Comb through the entries for "screenshot" and pull out each line that holds it.

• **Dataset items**
- - - - -
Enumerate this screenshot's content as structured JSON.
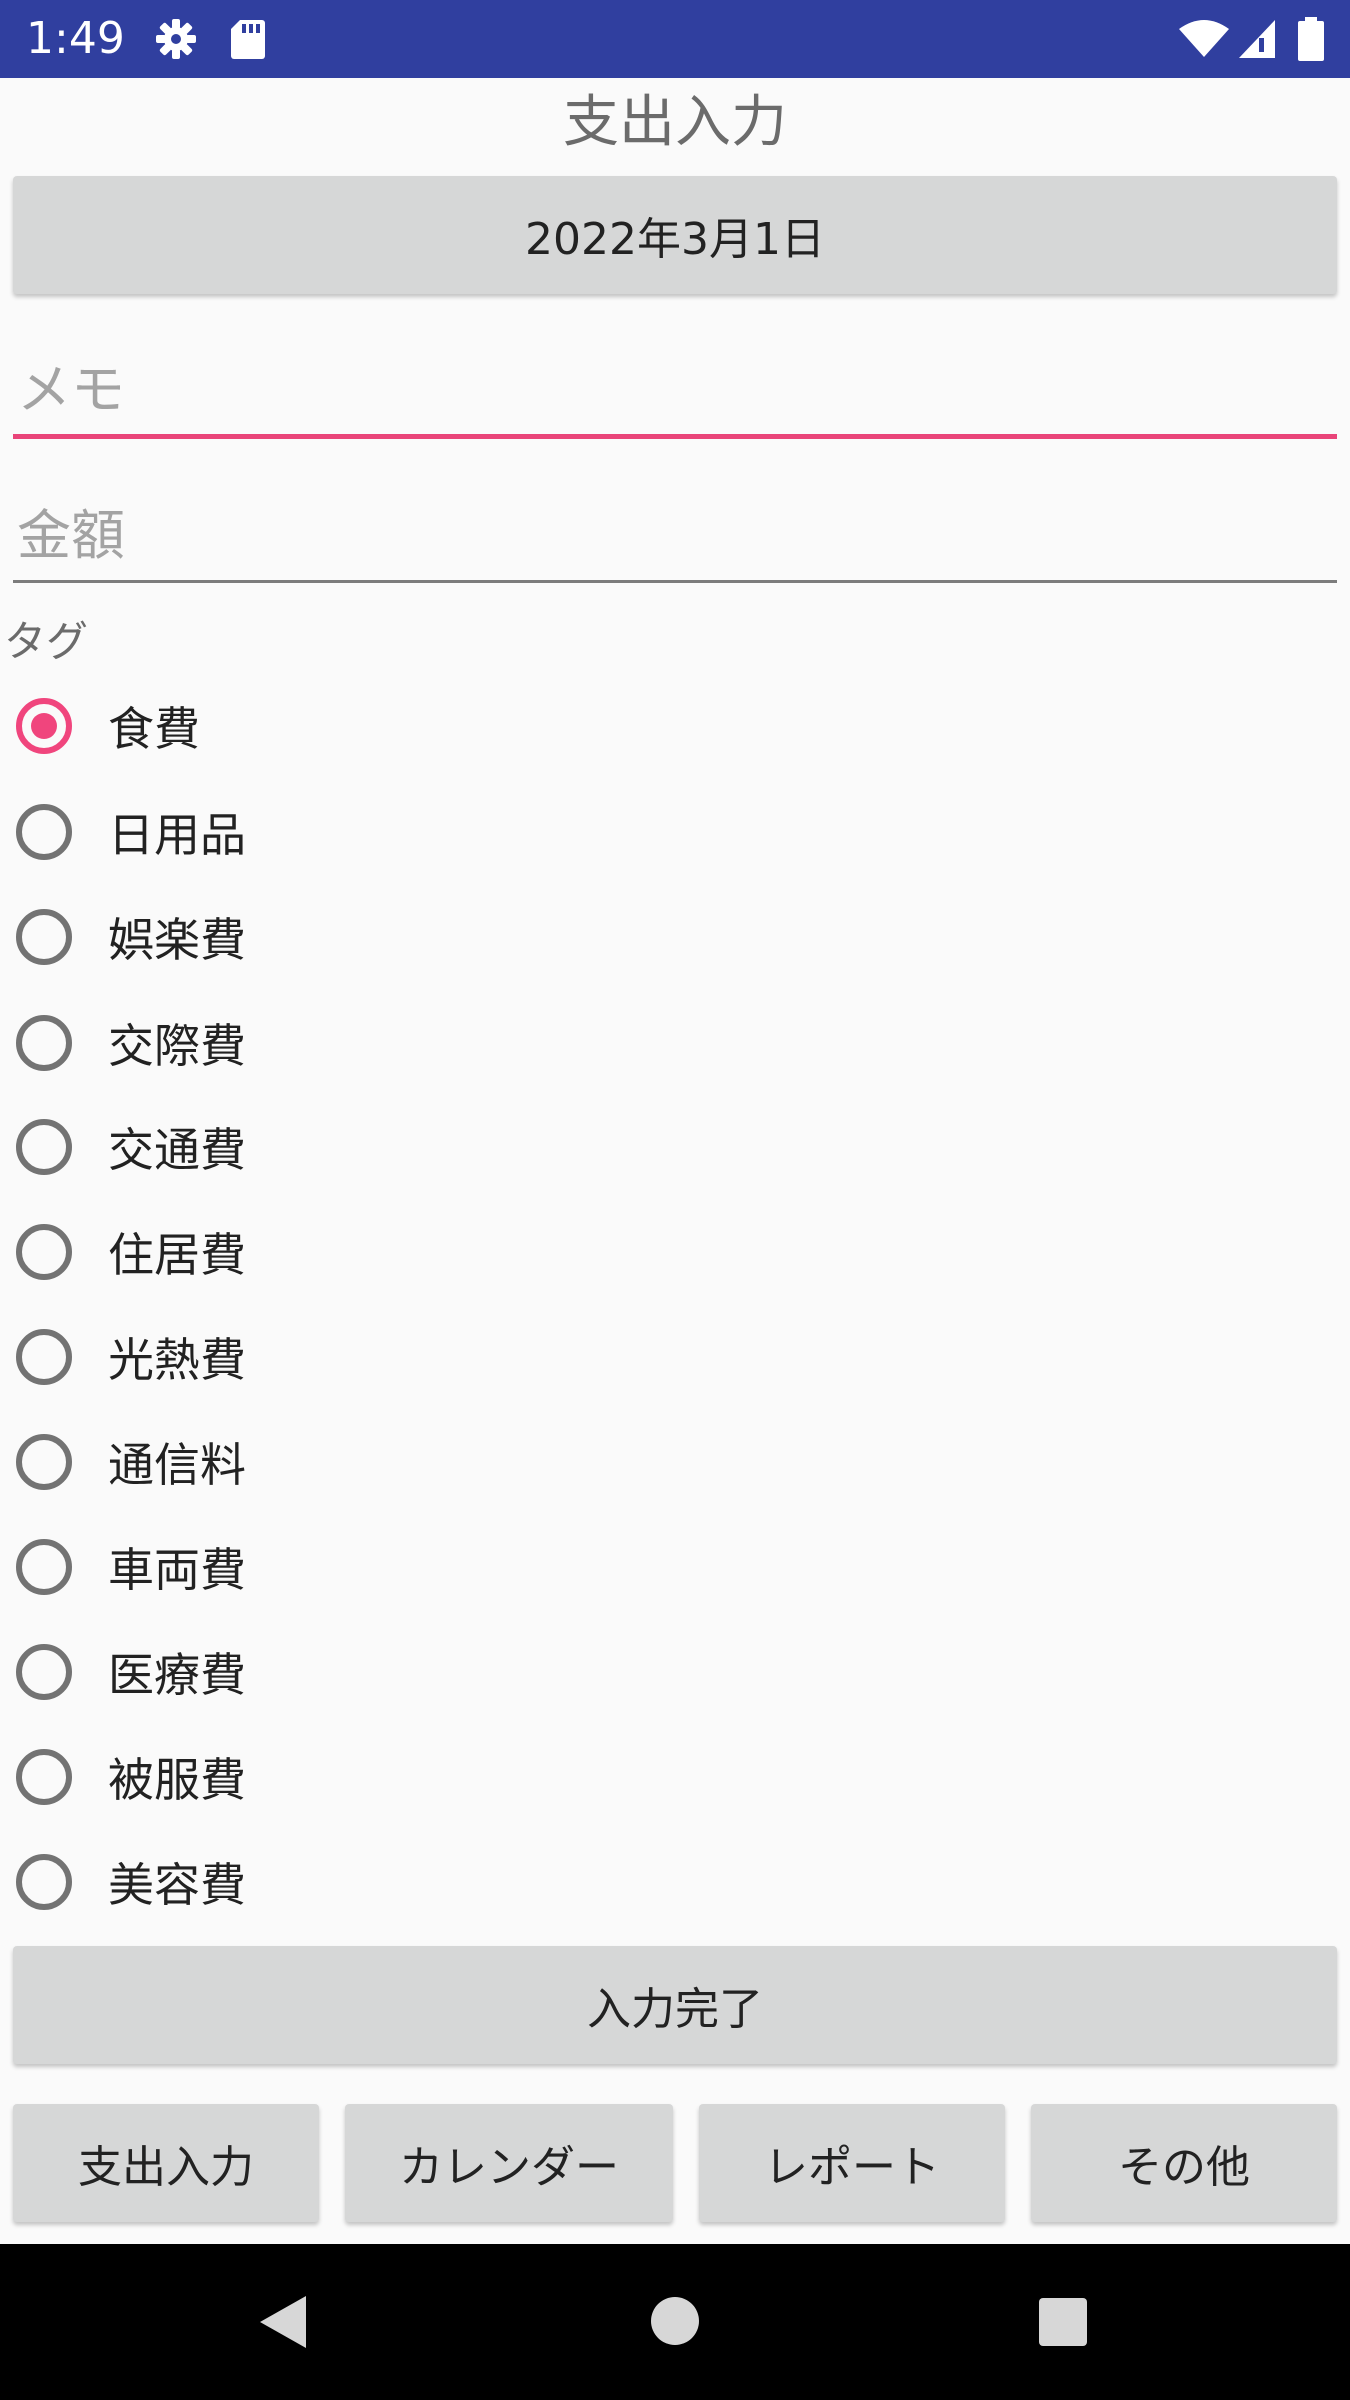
{
  "status_bar": {
    "time": "1:49",
    "color": "#303f9f",
    "icons": [
      "gear-icon",
      "sd-card-icon",
      "wifi-icon",
      "signal-icon",
      "battery-icon"
    ]
  },
  "screen": {
    "title": "支出入力",
    "date_button": "2022年3月1日",
    "memo_placeholder": "メモ",
    "memo_value": "",
    "amount_placeholder": "金額",
    "amount_value": "",
    "tag_label": "タグ",
    "selected_tag": "食費",
    "tags": [
      {
        "label": "食費",
        "checked": true
      },
      {
        "label": "日用品",
        "checked": false
      },
      {
        "label": "娯楽費",
        "checked": false
      },
      {
        "label": "交際費",
        "checked": false
      },
      {
        "label": "交通費",
        "checked": false
      },
      {
        "label": "住居費",
        "checked": false
      },
      {
        "label": "光熱費",
        "checked": false
      },
      {
        "label": "通信料",
        "checked": false
      },
      {
        "label": "車両費",
        "checked": false
      },
      {
        "label": "医療費",
        "checked": false
      },
      {
        "label": "被服費",
        "checked": false
      },
      {
        "label": "美容費",
        "checked": false
      }
    ],
    "submit_button": "入力完了"
  },
  "bottom_tabs": [
    "支出入力",
    "カレンダー",
    "レポート",
    "その他"
  ],
  "colors": {
    "accent": "#f0457d",
    "button_gray": "#d6d7d7",
    "nav_bar": "#000000"
  },
  "nav_bar": {
    "icons": [
      "back-icon",
      "home-icon",
      "recents-icon"
    ]
  }
}
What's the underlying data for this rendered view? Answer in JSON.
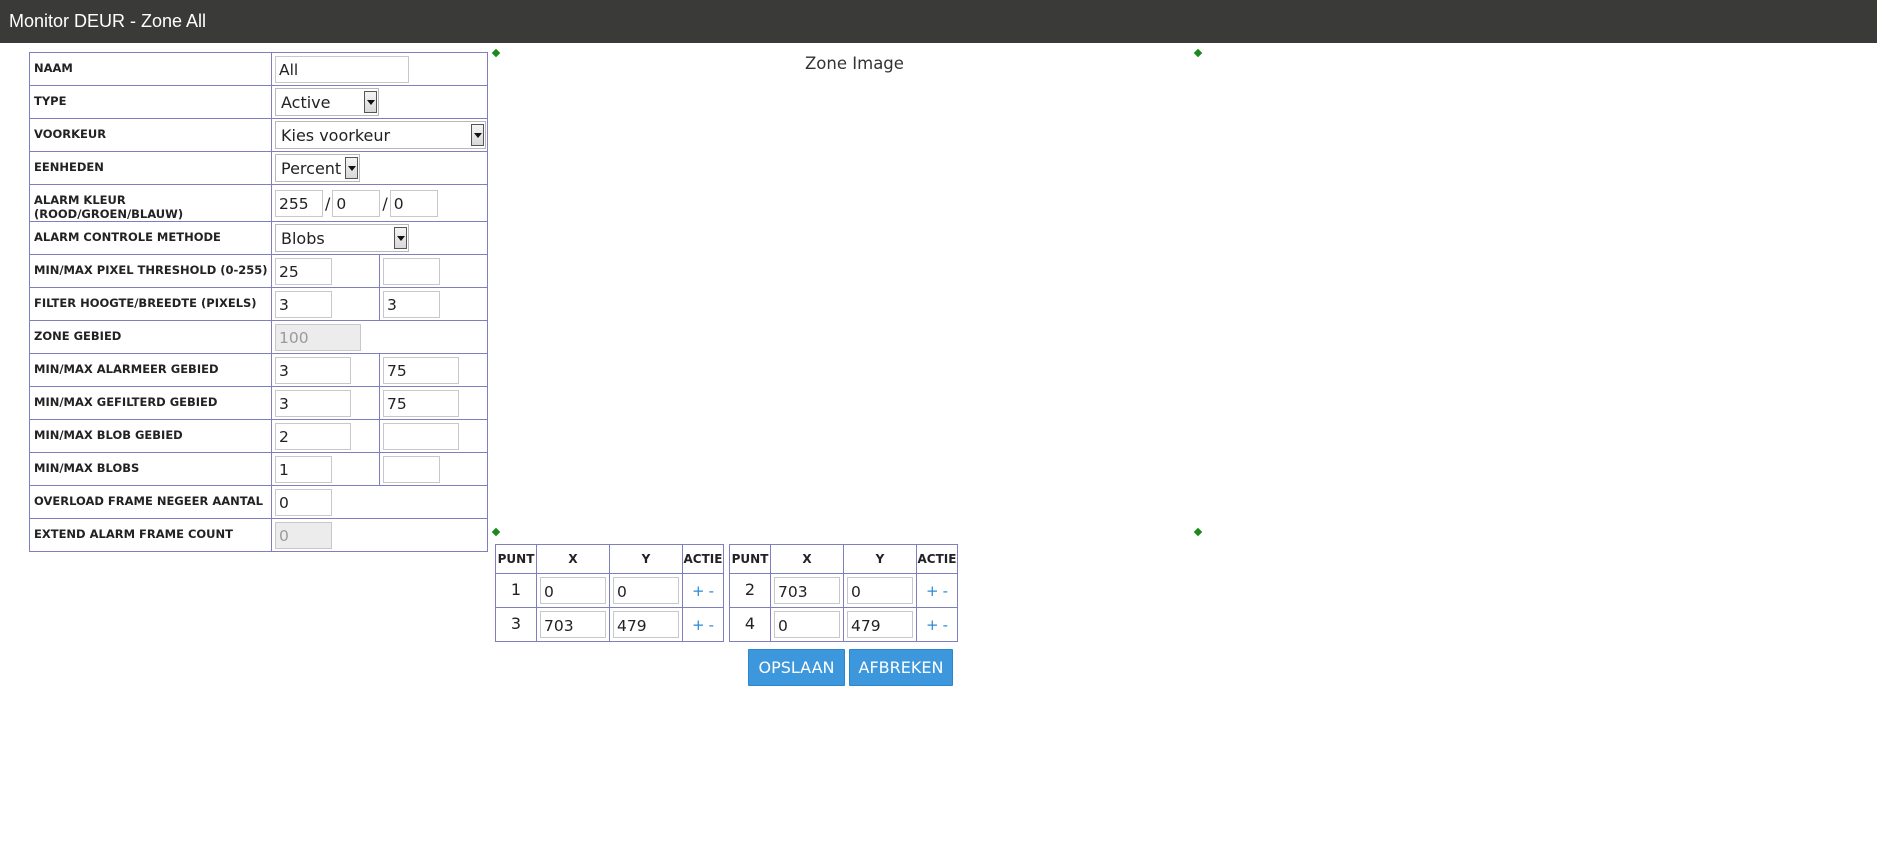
{
  "window": {
    "title": "Monitor DEUR - Zone All"
  },
  "settings": {
    "name": {
      "label": "NAAM",
      "value": "All"
    },
    "type": {
      "label": "TYPE",
      "value": "Active"
    },
    "preset": {
      "label": "VOORKEUR",
      "value": "Kies voorkeur"
    },
    "units": {
      "label": "EENHEDEN",
      "value": "Percent"
    },
    "alarm_color": {
      "label": "ALARM KLEUR (ROOD/GROEN/BLAUW)",
      "red": "255",
      "green": "0",
      "blue": "0",
      "separator": "/"
    },
    "check_method": {
      "label": "ALARM CONTROLE METHODE",
      "value": "Blobs"
    },
    "pixel_threshold": {
      "label": "MIN/MAX PIXEL THRESHOLD (0-255)",
      "min": "25",
      "max": ""
    },
    "filter_size": {
      "label": "FILTER HOOGTE/BREEDTE (PIXELS)",
      "height": "3",
      "width": "3"
    },
    "zone_area": {
      "label": "ZONE GEBIED",
      "value": "100"
    },
    "alarm_area": {
      "label": "MIN/MAX ALARMEER GEBIED",
      "min": "3",
      "max": "75"
    },
    "filtered_area": {
      "label": "MIN/MAX GEFILTERD GEBIED",
      "min": "3",
      "max": "75"
    },
    "blob_area": {
      "label": "MIN/MAX BLOB GEBIED",
      "min": "2",
      "max": ""
    },
    "blobs": {
      "label": "MIN/MAX BLOBS",
      "min": "1",
      "max": ""
    },
    "overload_frames": {
      "label": "OVERLOAD FRAME NEGEER AANTAL",
      "value": "0"
    },
    "extend_alarm_frames": {
      "label": "EXTEND ALARM FRAME COUNT",
      "value": "0"
    }
  },
  "zone_image": {
    "label": "Zone Image"
  },
  "points": {
    "headers": {
      "point": "PUNT",
      "x": "X",
      "y": "Y",
      "action": "ACTIE"
    },
    "plus": "+",
    "minus": "-",
    "items": [
      {
        "n": "1",
        "x": "0",
        "y": "0"
      },
      {
        "n": "2",
        "x": "703",
        "y": "0"
      },
      {
        "n": "3",
        "x": "703",
        "y": "479"
      },
      {
        "n": "4",
        "x": "0",
        "y": "479"
      }
    ]
  },
  "buttons": {
    "save": "OPSLAAN",
    "cancel": "AFBREKEN"
  }
}
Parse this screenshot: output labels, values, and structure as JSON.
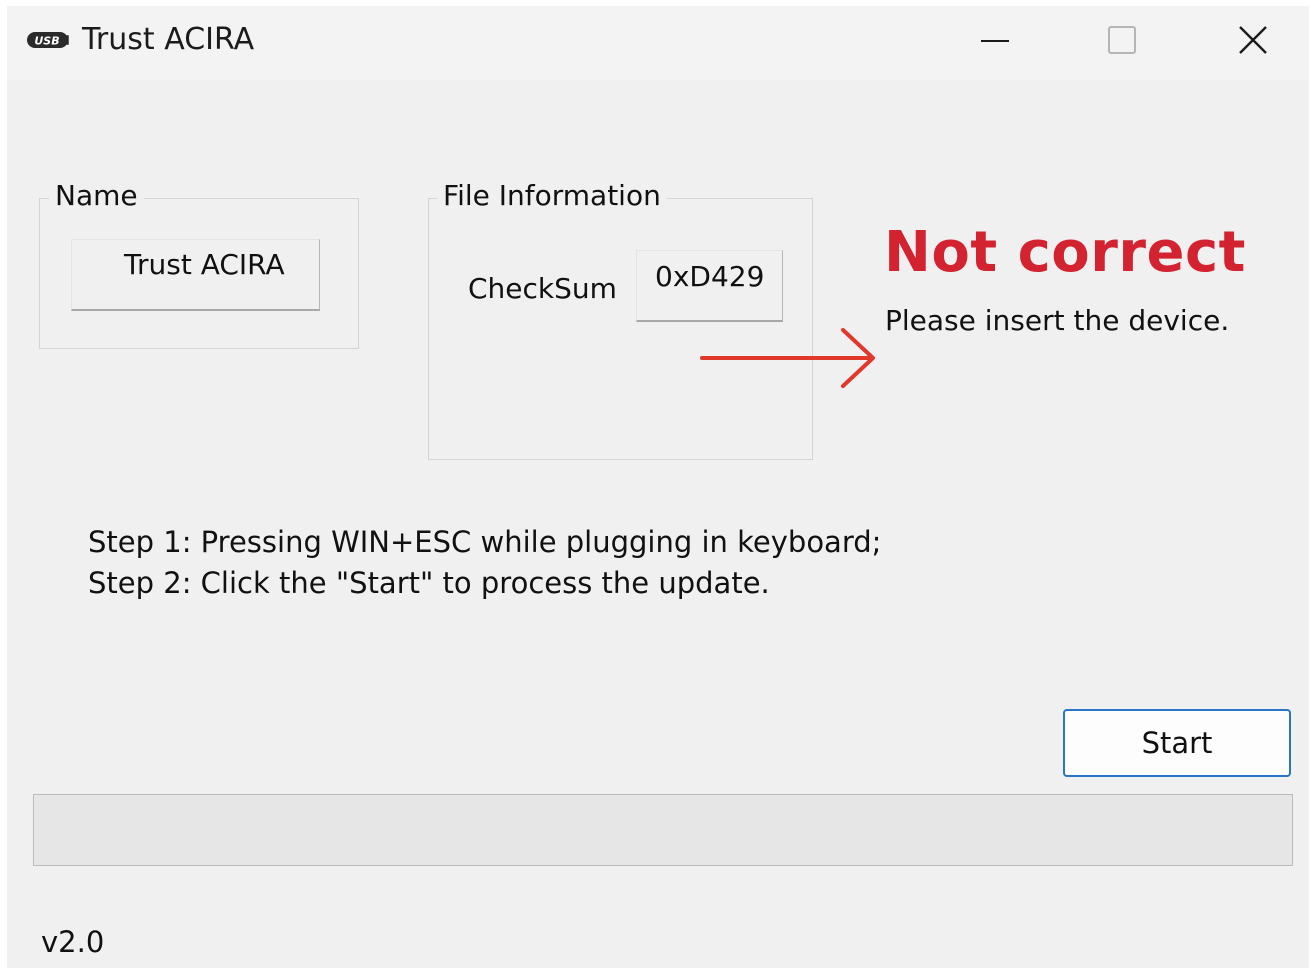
{
  "window": {
    "title": "Trust ACIRA",
    "icon": "usb-icon"
  },
  "name_group": {
    "legend": "Name",
    "value": "Trust ACIRA"
  },
  "file_group": {
    "legend": "File Information",
    "checksum_label": "CheckSum",
    "checksum_value": "0xD429"
  },
  "status": {
    "title": "Not correct",
    "message": "Please insert the device.",
    "color": "#d32230",
    "annotation_arrow": "red-arrow-icon"
  },
  "steps": [
    "Step 1: Pressing WIN+ESC while plugging in keyboard;",
    "Step 2: Click the \"Start\" to process the update."
  ],
  "start_button": {
    "label": "Start",
    "border_color": "#2a75c7"
  },
  "progress": {
    "value": 0
  },
  "version": "v2.0"
}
- - - - -
• **COMPLETE RESPONSE**
Enumerate this screenshot's content as structured JSON.
Parse this screenshot: output labels, values, and structure as JSON.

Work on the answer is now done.